● TASK
Reproduce the entire listing word for word.
## BEGIN
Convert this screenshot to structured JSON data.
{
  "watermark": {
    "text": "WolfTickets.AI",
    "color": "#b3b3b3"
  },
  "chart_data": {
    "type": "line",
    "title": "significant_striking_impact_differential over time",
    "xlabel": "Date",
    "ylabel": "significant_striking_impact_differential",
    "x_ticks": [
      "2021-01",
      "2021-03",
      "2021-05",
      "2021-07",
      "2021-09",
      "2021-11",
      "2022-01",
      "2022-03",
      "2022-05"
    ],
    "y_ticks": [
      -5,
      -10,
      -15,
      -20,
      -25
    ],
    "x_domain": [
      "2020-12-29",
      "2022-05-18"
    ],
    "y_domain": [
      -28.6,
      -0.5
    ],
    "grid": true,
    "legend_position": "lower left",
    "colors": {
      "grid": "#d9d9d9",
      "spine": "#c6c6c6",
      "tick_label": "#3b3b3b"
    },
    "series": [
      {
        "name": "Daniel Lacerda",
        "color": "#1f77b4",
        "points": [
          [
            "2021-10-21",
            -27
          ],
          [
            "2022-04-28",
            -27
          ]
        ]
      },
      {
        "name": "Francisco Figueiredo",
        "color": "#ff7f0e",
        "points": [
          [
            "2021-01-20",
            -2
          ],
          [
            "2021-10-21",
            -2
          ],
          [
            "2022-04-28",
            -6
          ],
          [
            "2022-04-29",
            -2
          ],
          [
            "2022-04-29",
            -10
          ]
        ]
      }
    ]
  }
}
## END
● COMPLETE RESPONSE
Convert this screenshot to structured JSON data.
{
  "watermark": {
    "text": "WolfTickets.AI",
    "color": "#b3b3b3"
  },
  "chart_data": {
    "type": "line",
    "title": "significant_striking_impact_differential over time",
    "xlabel": "Date",
    "ylabel": "significant_striking_impact_differential",
    "x_ticks": [
      "2021-01",
      "2021-03",
      "2021-05",
      "2021-07",
      "2021-09",
      "2021-11",
      "2022-01",
      "2022-03",
      "2022-05"
    ],
    "y_ticks": [
      -5,
      -10,
      -15,
      -20,
      -25
    ],
    "x_domain": [
      "2020-12-29",
      "2022-05-18"
    ],
    "y_domain": [
      -28.6,
      -0.5
    ],
    "grid": true,
    "legend_position": "lower left",
    "colors": {
      "grid": "#d9d9d9",
      "spine": "#c6c6c6",
      "tick_label": "#3b3b3b"
    },
    "series": [
      {
        "name": "Daniel Lacerda",
        "color": "#1f77b4",
        "points": [
          [
            "2021-10-21",
            -27
          ],
          [
            "2022-04-28",
            -27
          ]
        ]
      },
      {
        "name": "Francisco Figueiredo",
        "color": "#ff7f0e",
        "points": [
          [
            "2021-01-20",
            -2
          ],
          [
            "2021-10-21",
            -2
          ],
          [
            "2022-04-28",
            -6
          ],
          [
            "2022-04-29",
            -2
          ],
          [
            "2022-04-29",
            -10
          ]
        ]
      }
    ]
  }
}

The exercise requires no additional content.